Instruction: Output the material below in its entirety, exactly as given.

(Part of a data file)
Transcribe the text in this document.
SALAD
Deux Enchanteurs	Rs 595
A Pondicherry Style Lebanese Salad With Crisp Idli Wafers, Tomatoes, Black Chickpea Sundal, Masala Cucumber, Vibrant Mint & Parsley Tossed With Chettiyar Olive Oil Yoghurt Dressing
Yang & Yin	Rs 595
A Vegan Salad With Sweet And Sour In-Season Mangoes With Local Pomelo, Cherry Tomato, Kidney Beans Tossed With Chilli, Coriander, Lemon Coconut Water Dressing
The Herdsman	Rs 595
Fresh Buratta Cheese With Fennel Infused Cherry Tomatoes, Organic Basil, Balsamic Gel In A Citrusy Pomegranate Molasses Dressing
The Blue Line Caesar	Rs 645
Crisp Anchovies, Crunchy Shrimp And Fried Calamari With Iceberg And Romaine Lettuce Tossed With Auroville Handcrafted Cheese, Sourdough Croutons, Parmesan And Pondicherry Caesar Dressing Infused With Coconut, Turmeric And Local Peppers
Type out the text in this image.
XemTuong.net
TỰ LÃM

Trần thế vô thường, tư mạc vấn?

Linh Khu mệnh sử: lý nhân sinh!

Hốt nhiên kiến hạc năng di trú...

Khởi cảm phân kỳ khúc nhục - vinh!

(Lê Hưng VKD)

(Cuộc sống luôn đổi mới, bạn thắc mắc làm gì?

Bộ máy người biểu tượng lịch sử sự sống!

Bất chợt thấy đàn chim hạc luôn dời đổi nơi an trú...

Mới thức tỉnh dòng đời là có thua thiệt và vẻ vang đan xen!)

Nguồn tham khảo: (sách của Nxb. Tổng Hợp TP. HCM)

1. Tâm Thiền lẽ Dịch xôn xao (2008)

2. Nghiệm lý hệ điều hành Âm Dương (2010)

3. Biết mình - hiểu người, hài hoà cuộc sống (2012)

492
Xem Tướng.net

Answer for the task:
Transcribe the text in this document.
SALAD
Deux Enchanteurs	Rs 595
A Pondicherry Style Lebanese Salad With Crisp Idli Wafers, Tomatoes, Black Chickpea Sundal, Masala Cucumber, Vibrant Mint & Parsley Tossed With Chettiyar Olive Oil Yoghurt Dressing
Yang & Yin	Rs 595
A Vegan Salad With Sweet And Sour In-Season Mangoes With Local Pomelo, Cherry Tomato, Kidney Beans Tossed With Chilli, Coriander, Lemon Coconut Water Dressing
The Herdsman	Rs 595
Fresh Buratta Cheese With Fennel Infused Cherry Tomatoes, Organic Basil, Balsamic Gel In A Citrusy Pomegranate Molasses Dressing
The Blue Line Caesar	Rs 645
Crisp Anchovies, Crunchy Shrimp And Fried Calamari With Iceberg And Romaine Lettuce Tossed With Auroville Handcrafted Cheese, Sourdough Croutons, Parmesan And Pondicherry Caesar Dressing Infused With Coconut, Turmeric And Local Peppers
Type out the text in this image.
XemTuong.net
TỰ LÃM

Trần thế vô thường, tư mạc vấn?

Linh Khu mệnh sử: lý nhân sinh!

Hốt nhiên kiến hạc năng di trú...

Khởi cảm phân kỳ khúc nhục - vinh!

(Lê Hưng VKD)

(Cuộc sống luôn đổi mới, bạn thắc mắc làm gì?

Bộ máy người biểu tượng lịch sử sự sống!

Bất chợt thấy đàn chim hạc luôn dời đổi nơi an trú...

Mới thức tỉnh dòng đời là có thua thiệt và vẻ vang đan xen!)

Nguồn tham khảo: (sách của Nxb. Tổng Hợp TP. HCM)

1. Tâm Thiền lẽ Dịch xôn xao (2008)

2. Nghiệm lý hệ điều hành Âm Dương (2010)

3. Biết mình - hiểu người, hài hoà cuộc sống (2012)

492
Xem Tướng.net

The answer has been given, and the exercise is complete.